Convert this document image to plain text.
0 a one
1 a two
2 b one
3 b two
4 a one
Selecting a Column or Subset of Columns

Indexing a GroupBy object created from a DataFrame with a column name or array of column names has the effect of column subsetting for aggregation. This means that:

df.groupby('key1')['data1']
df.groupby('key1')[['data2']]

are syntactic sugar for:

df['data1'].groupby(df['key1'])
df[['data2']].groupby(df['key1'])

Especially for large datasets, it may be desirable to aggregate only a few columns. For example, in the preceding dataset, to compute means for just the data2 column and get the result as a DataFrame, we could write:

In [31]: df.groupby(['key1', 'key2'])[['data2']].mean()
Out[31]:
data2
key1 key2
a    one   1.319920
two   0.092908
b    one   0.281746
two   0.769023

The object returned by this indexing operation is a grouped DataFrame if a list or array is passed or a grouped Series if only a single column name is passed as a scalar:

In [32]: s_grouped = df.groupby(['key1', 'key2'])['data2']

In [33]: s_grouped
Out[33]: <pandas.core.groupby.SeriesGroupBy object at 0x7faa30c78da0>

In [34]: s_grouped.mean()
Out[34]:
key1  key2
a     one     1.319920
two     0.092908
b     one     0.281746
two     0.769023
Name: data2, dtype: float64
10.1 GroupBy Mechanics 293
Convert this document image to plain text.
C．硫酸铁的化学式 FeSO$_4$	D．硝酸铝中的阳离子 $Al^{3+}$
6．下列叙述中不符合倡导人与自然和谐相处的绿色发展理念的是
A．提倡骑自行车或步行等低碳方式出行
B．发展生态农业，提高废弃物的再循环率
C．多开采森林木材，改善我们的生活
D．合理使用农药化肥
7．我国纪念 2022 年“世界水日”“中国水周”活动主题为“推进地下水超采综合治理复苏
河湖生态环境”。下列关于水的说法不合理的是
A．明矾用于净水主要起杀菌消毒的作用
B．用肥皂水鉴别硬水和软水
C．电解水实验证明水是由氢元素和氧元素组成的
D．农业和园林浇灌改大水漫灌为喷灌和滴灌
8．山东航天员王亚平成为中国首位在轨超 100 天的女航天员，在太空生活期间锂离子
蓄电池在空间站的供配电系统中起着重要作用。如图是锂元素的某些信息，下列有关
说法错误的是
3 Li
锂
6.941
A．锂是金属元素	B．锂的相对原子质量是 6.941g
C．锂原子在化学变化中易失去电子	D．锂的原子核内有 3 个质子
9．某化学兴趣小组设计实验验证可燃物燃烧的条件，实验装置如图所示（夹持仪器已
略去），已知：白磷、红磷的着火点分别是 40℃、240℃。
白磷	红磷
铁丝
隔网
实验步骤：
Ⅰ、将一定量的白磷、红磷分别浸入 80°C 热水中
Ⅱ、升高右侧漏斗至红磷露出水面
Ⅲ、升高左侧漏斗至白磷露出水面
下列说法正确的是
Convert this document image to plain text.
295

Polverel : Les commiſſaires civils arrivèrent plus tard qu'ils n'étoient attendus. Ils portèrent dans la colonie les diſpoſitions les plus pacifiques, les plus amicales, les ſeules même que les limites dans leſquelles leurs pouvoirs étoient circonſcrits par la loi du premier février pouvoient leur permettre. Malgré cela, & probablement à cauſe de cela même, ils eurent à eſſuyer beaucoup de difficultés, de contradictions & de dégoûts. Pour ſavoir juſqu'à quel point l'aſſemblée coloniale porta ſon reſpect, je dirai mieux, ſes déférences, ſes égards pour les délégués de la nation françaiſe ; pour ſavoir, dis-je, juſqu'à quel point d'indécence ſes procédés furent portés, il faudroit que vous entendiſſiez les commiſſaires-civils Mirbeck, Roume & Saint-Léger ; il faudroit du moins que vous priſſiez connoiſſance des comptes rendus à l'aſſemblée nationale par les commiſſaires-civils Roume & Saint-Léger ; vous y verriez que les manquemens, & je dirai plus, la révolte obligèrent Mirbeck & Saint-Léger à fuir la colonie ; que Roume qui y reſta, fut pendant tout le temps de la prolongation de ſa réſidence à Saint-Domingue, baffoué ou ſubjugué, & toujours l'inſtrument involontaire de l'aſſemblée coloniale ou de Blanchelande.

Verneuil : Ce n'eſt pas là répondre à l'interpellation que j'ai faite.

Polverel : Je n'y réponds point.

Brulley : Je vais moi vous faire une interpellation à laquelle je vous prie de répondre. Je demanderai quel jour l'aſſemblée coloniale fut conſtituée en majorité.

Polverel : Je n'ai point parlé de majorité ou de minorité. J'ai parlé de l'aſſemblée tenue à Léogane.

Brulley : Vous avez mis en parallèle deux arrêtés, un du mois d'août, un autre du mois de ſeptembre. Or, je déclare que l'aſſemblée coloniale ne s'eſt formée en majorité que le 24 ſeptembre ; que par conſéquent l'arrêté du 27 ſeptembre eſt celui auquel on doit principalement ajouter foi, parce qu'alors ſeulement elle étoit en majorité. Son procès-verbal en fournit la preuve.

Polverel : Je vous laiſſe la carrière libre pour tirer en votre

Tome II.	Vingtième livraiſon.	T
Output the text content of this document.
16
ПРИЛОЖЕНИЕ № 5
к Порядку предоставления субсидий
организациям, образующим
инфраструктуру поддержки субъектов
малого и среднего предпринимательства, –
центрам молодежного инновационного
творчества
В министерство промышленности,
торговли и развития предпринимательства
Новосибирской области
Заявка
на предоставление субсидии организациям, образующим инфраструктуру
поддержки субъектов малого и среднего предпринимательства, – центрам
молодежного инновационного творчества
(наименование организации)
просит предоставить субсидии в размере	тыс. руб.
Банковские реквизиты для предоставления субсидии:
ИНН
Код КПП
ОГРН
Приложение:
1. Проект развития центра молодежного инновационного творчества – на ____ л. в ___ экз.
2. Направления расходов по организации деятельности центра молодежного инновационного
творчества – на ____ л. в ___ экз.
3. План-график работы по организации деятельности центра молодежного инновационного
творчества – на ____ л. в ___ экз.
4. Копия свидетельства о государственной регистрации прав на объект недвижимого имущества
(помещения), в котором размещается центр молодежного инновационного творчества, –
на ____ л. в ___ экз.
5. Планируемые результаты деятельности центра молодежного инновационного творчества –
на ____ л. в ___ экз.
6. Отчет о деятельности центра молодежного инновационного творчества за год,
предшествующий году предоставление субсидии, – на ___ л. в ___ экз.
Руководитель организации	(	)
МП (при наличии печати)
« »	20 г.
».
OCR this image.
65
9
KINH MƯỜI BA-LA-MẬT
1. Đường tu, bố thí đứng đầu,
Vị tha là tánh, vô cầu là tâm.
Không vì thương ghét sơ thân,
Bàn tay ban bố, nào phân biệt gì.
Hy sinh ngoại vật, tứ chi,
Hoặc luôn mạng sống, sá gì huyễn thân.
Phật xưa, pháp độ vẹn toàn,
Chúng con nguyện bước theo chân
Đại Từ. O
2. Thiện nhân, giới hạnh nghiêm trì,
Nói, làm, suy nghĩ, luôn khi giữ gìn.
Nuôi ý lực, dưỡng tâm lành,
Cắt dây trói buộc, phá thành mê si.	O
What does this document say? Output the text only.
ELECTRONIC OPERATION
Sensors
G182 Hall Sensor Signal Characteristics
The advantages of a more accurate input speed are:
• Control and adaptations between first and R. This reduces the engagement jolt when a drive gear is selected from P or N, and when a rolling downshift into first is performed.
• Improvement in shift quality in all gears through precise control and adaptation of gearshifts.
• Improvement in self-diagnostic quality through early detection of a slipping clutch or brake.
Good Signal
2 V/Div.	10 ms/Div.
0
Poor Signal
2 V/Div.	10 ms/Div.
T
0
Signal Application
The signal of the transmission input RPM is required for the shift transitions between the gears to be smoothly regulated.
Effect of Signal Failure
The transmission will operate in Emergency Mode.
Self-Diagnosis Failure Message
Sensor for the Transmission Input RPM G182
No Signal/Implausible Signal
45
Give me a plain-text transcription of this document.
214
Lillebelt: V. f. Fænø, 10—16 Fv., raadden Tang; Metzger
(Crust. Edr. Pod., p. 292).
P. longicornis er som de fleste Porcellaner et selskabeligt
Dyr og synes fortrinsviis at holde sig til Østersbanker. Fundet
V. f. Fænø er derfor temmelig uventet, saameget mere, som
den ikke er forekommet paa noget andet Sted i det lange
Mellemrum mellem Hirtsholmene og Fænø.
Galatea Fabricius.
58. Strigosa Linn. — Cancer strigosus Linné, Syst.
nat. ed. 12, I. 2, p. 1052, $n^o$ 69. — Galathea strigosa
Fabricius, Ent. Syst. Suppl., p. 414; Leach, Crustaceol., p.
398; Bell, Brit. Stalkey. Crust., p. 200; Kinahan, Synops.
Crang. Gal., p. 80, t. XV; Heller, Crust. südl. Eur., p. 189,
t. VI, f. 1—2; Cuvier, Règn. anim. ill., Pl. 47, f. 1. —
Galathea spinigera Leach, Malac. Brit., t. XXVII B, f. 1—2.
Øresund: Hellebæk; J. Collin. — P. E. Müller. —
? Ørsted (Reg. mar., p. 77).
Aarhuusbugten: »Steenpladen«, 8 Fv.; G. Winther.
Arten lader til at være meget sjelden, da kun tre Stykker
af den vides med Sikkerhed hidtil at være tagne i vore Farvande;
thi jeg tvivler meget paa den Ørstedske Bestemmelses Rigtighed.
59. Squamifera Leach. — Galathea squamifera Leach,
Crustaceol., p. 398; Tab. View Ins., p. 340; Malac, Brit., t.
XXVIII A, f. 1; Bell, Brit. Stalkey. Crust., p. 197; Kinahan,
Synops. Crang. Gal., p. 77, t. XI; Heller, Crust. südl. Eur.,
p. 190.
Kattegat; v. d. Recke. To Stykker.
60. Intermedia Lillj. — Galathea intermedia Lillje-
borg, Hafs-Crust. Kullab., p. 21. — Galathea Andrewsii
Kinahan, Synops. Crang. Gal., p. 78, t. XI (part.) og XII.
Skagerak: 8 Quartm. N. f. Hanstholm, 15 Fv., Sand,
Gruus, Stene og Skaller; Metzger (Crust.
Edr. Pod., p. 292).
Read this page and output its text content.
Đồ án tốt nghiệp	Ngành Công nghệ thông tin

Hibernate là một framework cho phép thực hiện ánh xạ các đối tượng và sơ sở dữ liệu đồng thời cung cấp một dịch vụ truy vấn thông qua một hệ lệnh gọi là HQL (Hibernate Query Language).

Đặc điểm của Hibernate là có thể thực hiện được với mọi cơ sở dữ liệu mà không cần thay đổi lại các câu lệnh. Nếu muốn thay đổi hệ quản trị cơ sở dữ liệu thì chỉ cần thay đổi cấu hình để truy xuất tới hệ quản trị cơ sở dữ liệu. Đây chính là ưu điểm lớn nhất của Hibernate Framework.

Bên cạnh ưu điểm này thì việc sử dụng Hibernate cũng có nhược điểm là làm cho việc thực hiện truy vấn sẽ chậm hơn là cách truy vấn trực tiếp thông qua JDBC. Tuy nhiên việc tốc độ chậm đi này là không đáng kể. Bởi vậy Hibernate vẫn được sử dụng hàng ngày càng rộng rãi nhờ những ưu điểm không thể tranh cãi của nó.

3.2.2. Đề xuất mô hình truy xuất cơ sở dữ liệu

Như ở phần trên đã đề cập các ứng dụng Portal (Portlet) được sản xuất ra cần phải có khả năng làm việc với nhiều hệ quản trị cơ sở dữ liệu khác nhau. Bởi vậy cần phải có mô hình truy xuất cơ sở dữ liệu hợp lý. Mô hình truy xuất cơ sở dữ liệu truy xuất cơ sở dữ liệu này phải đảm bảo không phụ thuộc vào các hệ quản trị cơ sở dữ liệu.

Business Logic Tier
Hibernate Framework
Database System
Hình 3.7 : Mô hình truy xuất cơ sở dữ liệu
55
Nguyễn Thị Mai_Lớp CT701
━━━
Exercise brief:
For each line of the entries that includes "Leach", show that line.

Worked solution:
Fabricius, Ent. Syst. Suppl., p. 414; Leach, Crustaceol., p.
Galathea spinigera Leach, Malac. Brit., t. XXVII B, f. 1—2.
59. Squamifera Leach. — Galathea squamifera Leach,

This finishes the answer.